→ Exercise brief: In the entries below, count every line with the string "quis". State the count and nothing else.

══ Supplied records ══

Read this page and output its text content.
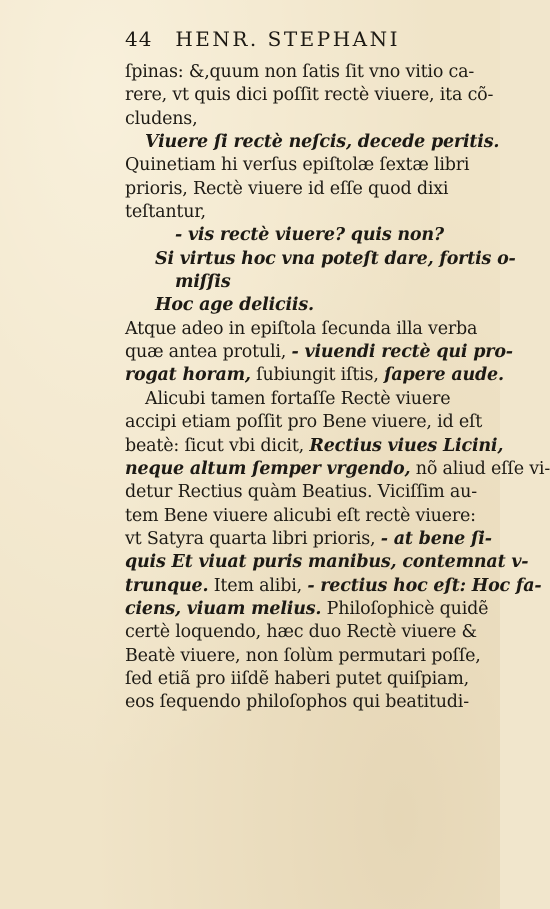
44 HENR. STEPHANI
ſpinas: &,quum non ſatis ſit vno vitio ca-
rere, vt quis dici poſſit rectè viuere, ita cõ-
cludens,
Viuere ſi rectè neſcis, decede peritis.
Quinetiam hi verſus epiſtolæ ſextæ libri
prioris, Rectè viuere id eſſe quod dixi
teſtantur,
- vis rectè viuere? quis non?
Si virtus hoc vna poteſt dare, fortis o-
miſſis
Hoc age deliciis.
Atque adeo in epiſtola ſecunda illa verba
quæ antea protuli, - viuendi rectè qui pro-
rogat horam, ſubiungit iſtis, ſapere aude.
Alicubi tamen fortaſſe Rectè viuere
accipi etiam poſſit pro Bene viuere, id eſt
beatè: ſicut vbi dicit, Rectius viues Licini,
neque altum ſemper vrgendo, nõ aliud eſſe vi-
detur Rectius quàm Beatius. Viciſſim au-
tem Bene viuere alicubi eſt rectè viuere:
vt Satyra quarta libri prioris, - at bene ſi-
quis Et viuat puris manibus, contemnat v-
trunque. Item alibi, - rectius hoc eſt: Hoc fa-
ciens, viuam melius. Philoſophicè quidẽ
certè loquendo, hæc duo Rectè viuere &
Beatè viuere, non ſolùm permutari poſſe,
ſed etiã pro iiſdẽ haberi putet quiſpiam,
eos ſequendo philoſophos qui beatitudi-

═══

→ Written answer: 3